Reading passage —

The news: Neo Financial, a Canada-based challenger bank, is entering the wealth management space with an offering that will let ordinary investors access alternative assets.
At a glance: The product, Neo Invest, includes four alternative asset classes: cryptos, hedge fund-style strategies, infrastructure, and real estate.
- It’s underpinned by OneVest, a registered portfolio manager in all Canadian provinces and territories. However, the offering isn’t available in Quebec and doesn’t have a French language version.
- It offers the human touch of professional money managers actively managing portfolios. Neo said its product is “the first fully digital, actively managed investment experience” for Canadians.
- Neo Invest has an assets under management (AUM) fee of 0.75%, and some portfolio assets may have fees, called management expense ratios (MERs). It says that the weighted average MER across a portfolio is 0.40% to 0.50%
- It offers automatic investing through direct deposit and scheduling.
- It also lets customers customize their portfolios.

Given exercise 1 — How would you say this sentence from the Neo Invest news brief in Spanish: "It offers automatic investing through direct deposit and scheduling."?
Given exercise 2 — Can you write the next few sentences of the Neo Invest news brief, picking up after its final line?

Provided records —

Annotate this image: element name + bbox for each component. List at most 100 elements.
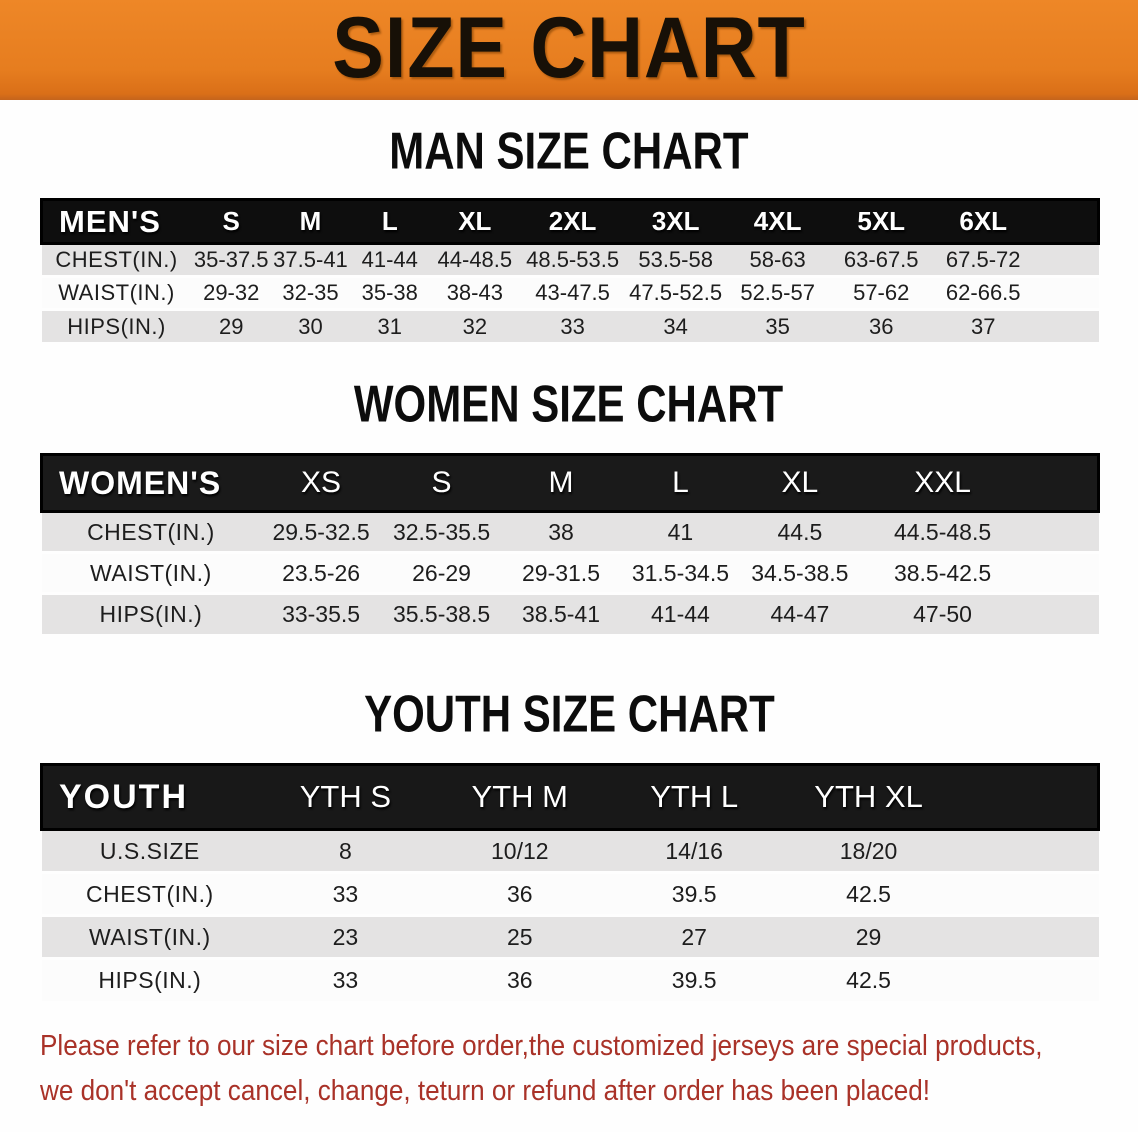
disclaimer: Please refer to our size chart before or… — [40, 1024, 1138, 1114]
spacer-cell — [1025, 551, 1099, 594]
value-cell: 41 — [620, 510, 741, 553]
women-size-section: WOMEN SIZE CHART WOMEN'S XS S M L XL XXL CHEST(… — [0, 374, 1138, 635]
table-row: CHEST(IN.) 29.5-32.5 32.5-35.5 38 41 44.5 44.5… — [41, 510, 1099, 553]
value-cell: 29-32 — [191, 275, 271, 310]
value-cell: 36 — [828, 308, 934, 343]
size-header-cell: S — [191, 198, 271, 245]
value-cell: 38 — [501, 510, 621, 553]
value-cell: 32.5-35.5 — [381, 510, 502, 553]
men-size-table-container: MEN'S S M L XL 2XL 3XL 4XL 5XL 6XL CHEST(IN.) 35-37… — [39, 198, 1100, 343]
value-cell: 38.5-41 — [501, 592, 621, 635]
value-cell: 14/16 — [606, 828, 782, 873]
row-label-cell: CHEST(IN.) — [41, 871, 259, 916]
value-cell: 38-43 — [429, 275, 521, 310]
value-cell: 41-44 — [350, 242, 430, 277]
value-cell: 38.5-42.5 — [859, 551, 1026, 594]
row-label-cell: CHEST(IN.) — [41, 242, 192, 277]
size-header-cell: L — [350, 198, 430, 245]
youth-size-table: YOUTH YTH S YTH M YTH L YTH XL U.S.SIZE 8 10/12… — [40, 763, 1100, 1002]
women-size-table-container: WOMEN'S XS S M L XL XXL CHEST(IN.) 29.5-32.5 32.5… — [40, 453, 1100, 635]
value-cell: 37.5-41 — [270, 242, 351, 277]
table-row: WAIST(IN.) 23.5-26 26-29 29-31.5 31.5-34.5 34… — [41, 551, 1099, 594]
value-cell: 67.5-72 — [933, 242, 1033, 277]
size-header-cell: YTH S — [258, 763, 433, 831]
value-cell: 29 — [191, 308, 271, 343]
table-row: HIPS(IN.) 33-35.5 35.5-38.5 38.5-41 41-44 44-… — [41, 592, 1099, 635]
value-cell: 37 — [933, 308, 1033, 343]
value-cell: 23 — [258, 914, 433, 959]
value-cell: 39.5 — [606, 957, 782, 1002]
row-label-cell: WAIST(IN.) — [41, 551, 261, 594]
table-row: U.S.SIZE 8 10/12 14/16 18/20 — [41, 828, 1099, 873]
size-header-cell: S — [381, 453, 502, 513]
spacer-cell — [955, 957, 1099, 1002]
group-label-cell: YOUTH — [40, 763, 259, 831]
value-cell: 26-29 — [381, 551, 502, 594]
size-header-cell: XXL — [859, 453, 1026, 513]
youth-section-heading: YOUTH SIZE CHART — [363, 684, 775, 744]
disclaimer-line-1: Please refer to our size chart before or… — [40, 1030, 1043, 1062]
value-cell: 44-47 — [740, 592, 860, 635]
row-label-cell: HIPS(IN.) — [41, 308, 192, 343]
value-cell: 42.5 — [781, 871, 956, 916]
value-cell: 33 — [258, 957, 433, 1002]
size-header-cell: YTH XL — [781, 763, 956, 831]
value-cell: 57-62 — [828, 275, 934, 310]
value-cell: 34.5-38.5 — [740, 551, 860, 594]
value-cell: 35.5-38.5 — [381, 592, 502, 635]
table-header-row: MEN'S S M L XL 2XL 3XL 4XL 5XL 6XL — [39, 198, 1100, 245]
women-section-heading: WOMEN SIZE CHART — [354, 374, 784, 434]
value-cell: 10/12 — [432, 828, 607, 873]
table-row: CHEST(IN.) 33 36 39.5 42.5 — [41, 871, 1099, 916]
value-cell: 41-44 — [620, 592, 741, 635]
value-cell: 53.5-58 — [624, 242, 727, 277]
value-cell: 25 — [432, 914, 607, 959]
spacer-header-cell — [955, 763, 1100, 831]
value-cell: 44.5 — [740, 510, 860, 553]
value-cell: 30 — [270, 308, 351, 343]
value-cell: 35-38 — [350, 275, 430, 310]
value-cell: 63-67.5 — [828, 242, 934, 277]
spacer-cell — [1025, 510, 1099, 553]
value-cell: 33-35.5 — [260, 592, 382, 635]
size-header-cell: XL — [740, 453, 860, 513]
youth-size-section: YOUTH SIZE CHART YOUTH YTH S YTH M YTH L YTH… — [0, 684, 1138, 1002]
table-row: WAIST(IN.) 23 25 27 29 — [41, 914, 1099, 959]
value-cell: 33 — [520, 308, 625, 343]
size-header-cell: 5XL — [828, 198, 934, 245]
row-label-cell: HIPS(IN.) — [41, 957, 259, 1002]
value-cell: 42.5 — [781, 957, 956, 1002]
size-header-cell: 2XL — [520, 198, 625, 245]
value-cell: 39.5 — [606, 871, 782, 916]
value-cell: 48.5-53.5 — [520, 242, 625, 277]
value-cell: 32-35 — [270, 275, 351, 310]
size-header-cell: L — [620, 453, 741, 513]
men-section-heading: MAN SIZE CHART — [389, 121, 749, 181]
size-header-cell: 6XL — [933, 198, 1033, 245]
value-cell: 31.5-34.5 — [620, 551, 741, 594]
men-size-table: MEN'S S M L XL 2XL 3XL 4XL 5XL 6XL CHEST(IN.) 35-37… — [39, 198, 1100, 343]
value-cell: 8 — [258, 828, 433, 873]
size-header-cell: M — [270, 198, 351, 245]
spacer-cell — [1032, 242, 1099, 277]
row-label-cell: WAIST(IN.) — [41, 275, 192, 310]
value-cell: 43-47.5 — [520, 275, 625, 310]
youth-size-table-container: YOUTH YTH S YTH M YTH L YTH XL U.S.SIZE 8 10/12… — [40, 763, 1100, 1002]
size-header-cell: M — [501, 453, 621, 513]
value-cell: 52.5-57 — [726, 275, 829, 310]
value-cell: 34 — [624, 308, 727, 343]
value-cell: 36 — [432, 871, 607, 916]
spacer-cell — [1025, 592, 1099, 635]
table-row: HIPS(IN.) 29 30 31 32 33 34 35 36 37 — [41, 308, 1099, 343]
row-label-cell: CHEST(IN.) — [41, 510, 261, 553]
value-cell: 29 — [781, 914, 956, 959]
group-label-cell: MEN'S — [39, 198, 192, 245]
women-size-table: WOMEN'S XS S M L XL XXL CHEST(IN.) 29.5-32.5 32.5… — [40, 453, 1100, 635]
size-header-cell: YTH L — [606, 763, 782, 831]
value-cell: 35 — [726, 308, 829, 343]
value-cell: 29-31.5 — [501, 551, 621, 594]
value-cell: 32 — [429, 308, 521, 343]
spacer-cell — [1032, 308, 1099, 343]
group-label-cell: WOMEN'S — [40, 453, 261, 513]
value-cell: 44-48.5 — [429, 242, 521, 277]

Exercise output 1 — Ofrece inversión automática mediante depósito directo y programación.

Exercise output 2 —
The challenger notes that alternative assets are not accessible to ordinary Canadians, as wealth management companies and banks often have net worth requirements of over CAD$1 million ($797,606.54).
- In contrast, Neo has a minimum of just CAD$1 ($0.80) to start.
- Co-founder and CEO Andrew Chau noted that average Canadian retail investors have historically had to choose between robo-advisors “offering basic products that only match the market and its volatility” and “antiquated big bank products” like high-fee mutual funds.
The bigger picture: Earlier this week, the challenger said it has revamped its bank account, Neo Money.
- It claims that its interest rate of 1.30% is as much as 130x higher than what Canada’s Big 5 banks provide, based on its internal research and samples of public data collected in May 2021.
- The account, powered by Concentra Bank, mixes savings and checking.
Why this could succeed: The inclusion of alternative assets, coupled with human portfolio management, could help Neo gain traction with investors. The launch is timely, per a 2021 EY study that found that a sizable portion of Canadian investors are up for grabs.
- One in five intend to change their wealth management firms over the coming three years.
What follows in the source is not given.